→ **Requirements**
In the listing below, pick out lines with "银河极光".

→ **Given information**
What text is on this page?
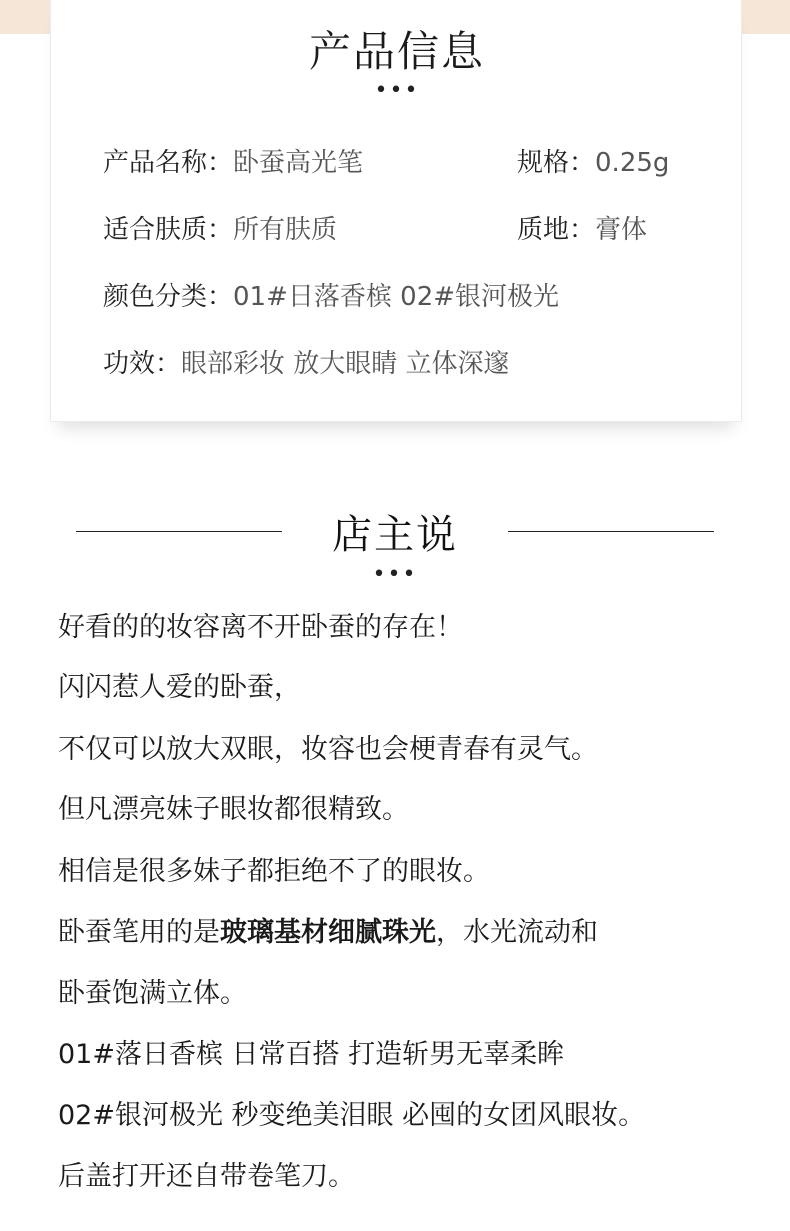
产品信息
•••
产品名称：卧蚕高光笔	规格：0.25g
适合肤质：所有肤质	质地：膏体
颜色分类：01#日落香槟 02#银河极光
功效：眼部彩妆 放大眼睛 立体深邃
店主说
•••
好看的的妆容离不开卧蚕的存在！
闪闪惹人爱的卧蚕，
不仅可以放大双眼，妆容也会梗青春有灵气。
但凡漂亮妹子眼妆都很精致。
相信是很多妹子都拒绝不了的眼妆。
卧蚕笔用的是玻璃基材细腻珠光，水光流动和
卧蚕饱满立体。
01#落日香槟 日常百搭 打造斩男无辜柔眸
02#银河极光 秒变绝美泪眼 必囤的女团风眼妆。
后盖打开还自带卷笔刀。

→ **Result of this exercise**
颜色分类：01#日落香槟 02#银河极光
02#银河极光 秒变绝美泪眼 必囤的女团风眼妆。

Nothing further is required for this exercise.